» **Requirements**: In the listing below, find every line containing "this" and copy it out.

___ Given entries ___

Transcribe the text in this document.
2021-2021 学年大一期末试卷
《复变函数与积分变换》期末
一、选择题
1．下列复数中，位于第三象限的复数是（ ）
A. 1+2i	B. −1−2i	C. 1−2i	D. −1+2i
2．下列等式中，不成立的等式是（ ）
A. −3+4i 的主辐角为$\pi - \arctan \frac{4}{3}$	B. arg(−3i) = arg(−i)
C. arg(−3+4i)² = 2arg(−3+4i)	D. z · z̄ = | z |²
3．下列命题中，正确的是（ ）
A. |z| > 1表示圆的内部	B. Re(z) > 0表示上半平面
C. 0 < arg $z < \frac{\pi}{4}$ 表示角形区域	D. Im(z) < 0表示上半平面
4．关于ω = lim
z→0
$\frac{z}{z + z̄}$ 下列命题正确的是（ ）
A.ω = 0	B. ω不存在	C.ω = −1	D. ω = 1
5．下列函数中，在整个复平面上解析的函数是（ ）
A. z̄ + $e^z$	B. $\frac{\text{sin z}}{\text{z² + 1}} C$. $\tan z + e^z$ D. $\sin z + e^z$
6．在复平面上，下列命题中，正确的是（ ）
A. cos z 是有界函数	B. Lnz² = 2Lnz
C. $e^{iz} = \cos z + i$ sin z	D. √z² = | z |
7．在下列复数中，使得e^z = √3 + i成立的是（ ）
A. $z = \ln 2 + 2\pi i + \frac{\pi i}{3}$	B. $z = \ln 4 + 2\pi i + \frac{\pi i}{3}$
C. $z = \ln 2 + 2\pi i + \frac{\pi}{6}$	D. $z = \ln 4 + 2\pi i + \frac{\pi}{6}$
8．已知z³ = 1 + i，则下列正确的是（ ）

___
___ Given entries ___

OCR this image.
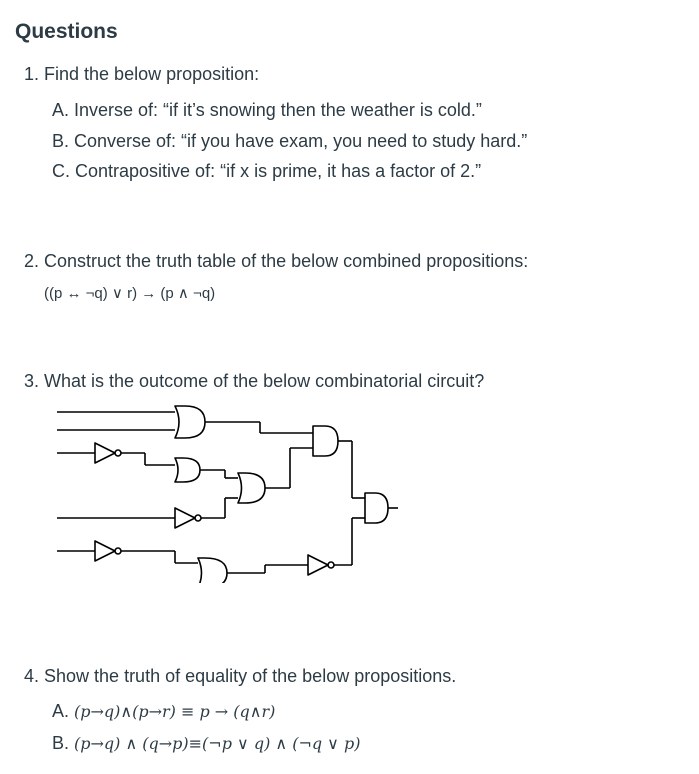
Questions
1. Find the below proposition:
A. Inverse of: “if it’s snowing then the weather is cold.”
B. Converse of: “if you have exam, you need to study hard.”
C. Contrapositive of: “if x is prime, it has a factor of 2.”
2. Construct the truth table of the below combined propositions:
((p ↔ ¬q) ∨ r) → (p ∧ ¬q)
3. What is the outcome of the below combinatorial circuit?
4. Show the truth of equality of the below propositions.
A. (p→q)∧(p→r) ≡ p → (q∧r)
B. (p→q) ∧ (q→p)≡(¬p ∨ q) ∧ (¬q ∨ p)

___

» **Right answer**:
Transcribe the text in this document.
OCR this image.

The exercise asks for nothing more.